[Start SUPPLIED MATERIAL]

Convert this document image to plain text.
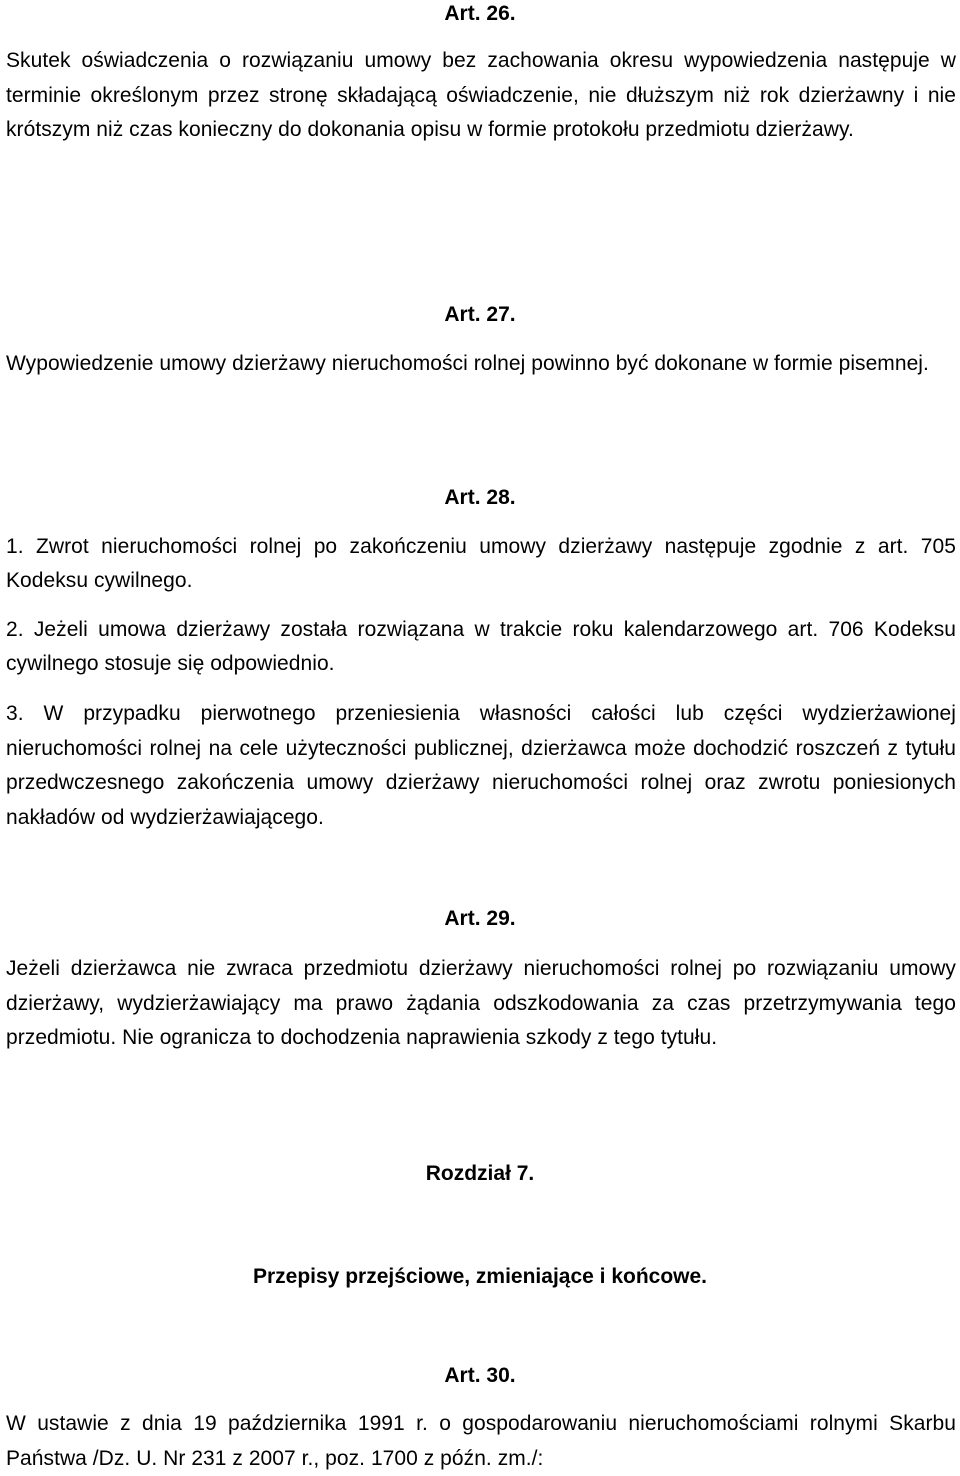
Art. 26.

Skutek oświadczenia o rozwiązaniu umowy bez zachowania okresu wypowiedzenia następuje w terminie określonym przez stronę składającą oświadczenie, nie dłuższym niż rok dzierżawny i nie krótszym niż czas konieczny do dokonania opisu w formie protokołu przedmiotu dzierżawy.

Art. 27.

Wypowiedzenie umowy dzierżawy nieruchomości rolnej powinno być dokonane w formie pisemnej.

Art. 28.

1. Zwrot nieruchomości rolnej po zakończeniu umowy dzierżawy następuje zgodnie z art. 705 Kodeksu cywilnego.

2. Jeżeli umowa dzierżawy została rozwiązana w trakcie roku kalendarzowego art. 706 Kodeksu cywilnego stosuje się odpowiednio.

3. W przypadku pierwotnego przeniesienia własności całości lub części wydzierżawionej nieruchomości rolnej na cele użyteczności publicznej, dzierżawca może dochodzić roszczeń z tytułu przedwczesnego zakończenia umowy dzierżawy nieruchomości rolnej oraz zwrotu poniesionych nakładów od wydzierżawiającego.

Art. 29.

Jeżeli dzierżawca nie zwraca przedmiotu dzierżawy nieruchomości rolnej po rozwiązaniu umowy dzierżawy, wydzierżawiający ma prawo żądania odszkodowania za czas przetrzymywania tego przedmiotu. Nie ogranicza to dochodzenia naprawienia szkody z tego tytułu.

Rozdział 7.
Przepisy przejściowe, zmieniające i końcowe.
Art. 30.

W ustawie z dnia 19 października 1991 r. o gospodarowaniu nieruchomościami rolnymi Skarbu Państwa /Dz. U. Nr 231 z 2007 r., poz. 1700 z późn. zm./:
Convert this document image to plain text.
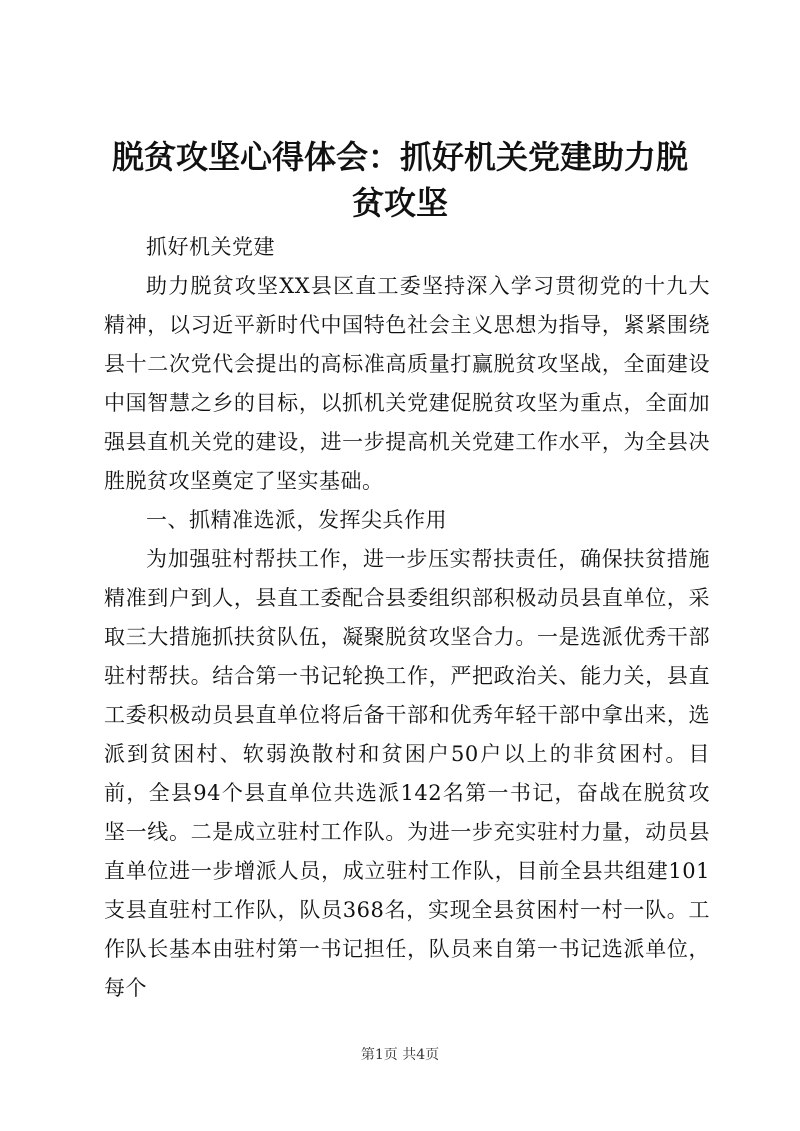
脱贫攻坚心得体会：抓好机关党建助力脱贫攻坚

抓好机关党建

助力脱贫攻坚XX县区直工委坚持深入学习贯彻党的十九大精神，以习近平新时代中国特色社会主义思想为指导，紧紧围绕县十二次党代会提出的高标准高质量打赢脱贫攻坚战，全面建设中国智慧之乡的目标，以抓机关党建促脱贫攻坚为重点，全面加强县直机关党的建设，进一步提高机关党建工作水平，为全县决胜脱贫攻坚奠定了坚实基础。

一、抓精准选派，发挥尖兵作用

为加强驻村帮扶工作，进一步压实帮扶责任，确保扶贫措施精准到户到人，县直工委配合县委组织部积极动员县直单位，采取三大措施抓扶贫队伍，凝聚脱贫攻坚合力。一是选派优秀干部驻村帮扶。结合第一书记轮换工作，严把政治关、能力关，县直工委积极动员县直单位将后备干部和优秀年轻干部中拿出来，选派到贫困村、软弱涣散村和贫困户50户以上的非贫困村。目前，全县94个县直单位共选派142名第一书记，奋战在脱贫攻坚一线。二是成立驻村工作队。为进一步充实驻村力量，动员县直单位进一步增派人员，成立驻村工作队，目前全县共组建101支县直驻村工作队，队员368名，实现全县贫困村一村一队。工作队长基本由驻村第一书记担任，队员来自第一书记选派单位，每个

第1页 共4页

[End SUPPLIED MATERIAL]

TASK STATEMENT:
Return each line exactly as written. Any picture gets left out.

EXERCISE ANSWER:
Convert this document image to plain text.
Art. 26.

Skutek oświadczenia o rozwiązaniu umowy bez zachowania okresu wypowiedzenia następuje w terminie określonym przez stronę składającą oświadczenie, nie dłuższym niż rok dzierżawny i nie krótszym niż czas konieczny do dokonania opisu w formie protokołu przedmiotu dzierżawy.

Art. 27.

Wypowiedzenie umowy dzierżawy nieruchomości rolnej powinno być dokonane w formie pisemnej.

Art. 28.

1. Zwrot nieruchomości rolnej po zakończeniu umowy dzierżawy następuje zgodnie z art. 705 Kodeksu cywilnego.

2. Jeżeli umowa dzierżawy została rozwiązana w trakcie roku kalendarzowego art. 706 Kodeksu cywilnego stosuje się odpowiednio.

3. W przypadku pierwotnego przeniesienia własności całości lub części wydzierżawionej nieruchomości rolnej na cele użyteczności publicznej, dzierżawca może dochodzić roszczeń z tytułu przedwczesnego zakończenia umowy dzierżawy nieruchomości rolnej oraz zwrotu poniesionych nakładów od wydzierżawiającego.

Art. 29.

Jeżeli dzierżawca nie zwraca przedmiotu dzierżawy nieruchomości rolnej po rozwiązaniu umowy dzierżawy, wydzierżawiający ma prawo żądania odszkodowania za czas przetrzymywania tego przedmiotu. Nie ogranicza to dochodzenia naprawienia szkody z tego tytułu.

Rozdział 7.
Przepisy przejściowe, zmieniające i końcowe.
Art. 30.

W ustawie z dnia 19 października 1991 r. o gospodarowaniu nieruchomościami rolnymi Skarbu Państwa /Dz. U. Nr 231 z 2007 r., poz. 1700 z późn. zm./:
Convert this document image to plain text.
脱贫攻坚心得体会：抓好机关党建助力脱贫攻坚

抓好机关党建

助力脱贫攻坚XX县区直工委坚持深入学习贯彻党的十九大精神，以习近平新时代中国特色社会主义思想为指导，紧紧围绕县十二次党代会提出的高标准高质量打赢脱贫攻坚战，全面建设中国智慧之乡的目标，以抓机关党建促脱贫攻坚为重点，全面加强县直机关党的建设，进一步提高机关党建工作水平，为全县决胜脱贫攻坚奠定了坚实基础。

一、抓精准选派，发挥尖兵作用

为加强驻村帮扶工作，进一步压实帮扶责任，确保扶贫措施精准到户到人，县直工委配合县委组织部积极动员县直单位，采取三大措施抓扶贫队伍，凝聚脱贫攻坚合力。一是选派优秀干部驻村帮扶。结合第一书记轮换工作，严把政治关、能力关，县直工委积极动员县直单位将后备干部和优秀年轻干部中拿出来，选派到贫困村、软弱涣散村和贫困户50户以上的非贫困村。目前，全县94个县直单位共选派142名第一书记，奋战在脱贫攻坚一线。二是成立驻村工作队。为进一步充实驻村力量，动员县直单位进一步增派人员，成立驻村工作队，目前全县共组建101支县直驻村工作队，队员368名，实现全县贫困村一村一队。工作队长基本由驻村第一书记担任，队员来自第一书记选派单位，每个

第1页 共4页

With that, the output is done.